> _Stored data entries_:
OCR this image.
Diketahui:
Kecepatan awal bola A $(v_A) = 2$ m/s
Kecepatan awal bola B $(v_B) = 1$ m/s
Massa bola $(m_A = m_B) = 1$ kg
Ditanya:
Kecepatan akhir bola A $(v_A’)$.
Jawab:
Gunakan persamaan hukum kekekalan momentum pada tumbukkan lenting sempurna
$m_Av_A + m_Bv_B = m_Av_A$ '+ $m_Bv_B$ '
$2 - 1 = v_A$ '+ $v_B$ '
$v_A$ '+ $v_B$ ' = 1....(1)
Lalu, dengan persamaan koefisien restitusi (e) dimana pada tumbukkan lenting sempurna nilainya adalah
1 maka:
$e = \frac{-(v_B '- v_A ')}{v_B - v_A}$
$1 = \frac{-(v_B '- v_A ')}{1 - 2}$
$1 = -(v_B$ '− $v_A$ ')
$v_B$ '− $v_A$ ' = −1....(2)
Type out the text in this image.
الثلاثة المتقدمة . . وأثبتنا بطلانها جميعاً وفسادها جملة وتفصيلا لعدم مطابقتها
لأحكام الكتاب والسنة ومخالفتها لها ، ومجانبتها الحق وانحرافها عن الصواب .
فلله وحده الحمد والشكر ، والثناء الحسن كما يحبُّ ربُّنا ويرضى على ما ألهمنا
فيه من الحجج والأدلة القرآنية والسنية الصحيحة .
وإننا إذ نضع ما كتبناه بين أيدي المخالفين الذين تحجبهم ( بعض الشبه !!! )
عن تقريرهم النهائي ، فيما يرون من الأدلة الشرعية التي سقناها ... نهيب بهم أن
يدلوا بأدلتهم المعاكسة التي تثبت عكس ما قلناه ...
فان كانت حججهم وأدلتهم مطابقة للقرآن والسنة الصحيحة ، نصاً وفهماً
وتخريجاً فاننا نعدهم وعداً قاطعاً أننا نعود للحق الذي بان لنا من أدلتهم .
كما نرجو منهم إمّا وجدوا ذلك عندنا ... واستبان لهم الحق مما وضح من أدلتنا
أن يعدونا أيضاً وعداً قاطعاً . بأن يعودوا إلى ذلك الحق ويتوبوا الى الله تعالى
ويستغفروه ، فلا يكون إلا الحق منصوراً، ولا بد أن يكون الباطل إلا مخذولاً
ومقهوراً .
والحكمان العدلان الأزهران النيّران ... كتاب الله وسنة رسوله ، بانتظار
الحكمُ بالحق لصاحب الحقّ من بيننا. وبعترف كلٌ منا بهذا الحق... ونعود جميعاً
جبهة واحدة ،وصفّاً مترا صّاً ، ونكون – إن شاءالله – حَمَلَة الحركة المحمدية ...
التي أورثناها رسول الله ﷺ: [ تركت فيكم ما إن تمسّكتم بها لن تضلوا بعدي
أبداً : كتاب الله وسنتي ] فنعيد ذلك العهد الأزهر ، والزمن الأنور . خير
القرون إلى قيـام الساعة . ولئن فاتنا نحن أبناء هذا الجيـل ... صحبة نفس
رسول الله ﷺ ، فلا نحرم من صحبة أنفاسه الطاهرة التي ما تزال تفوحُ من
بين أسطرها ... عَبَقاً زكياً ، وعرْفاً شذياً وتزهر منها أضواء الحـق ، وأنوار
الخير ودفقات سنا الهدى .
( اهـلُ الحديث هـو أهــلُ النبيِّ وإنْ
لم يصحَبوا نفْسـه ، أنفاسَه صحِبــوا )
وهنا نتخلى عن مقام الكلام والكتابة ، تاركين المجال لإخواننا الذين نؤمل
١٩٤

> _What to do_: Gather each line of the records holding the string "التي".

> _Result for this task_:
عن تقريرهم النهائي ، فيما يرون من الأدلة الشرعية التي سقناها ... نهيب بهم أن
يدلوا بأدلتهم المعاكسة التي تثبت عكس ما قلناه ...
التي أورثناها رسول الله ﷺ: [ تركت فيكم ما إن تمسّكتم بها لن تضلوا بعدي
رسول الله ﷺ ، فلا نحرم من صحبة أنفاسه الطاهرة التي ما تزال تفوحُ من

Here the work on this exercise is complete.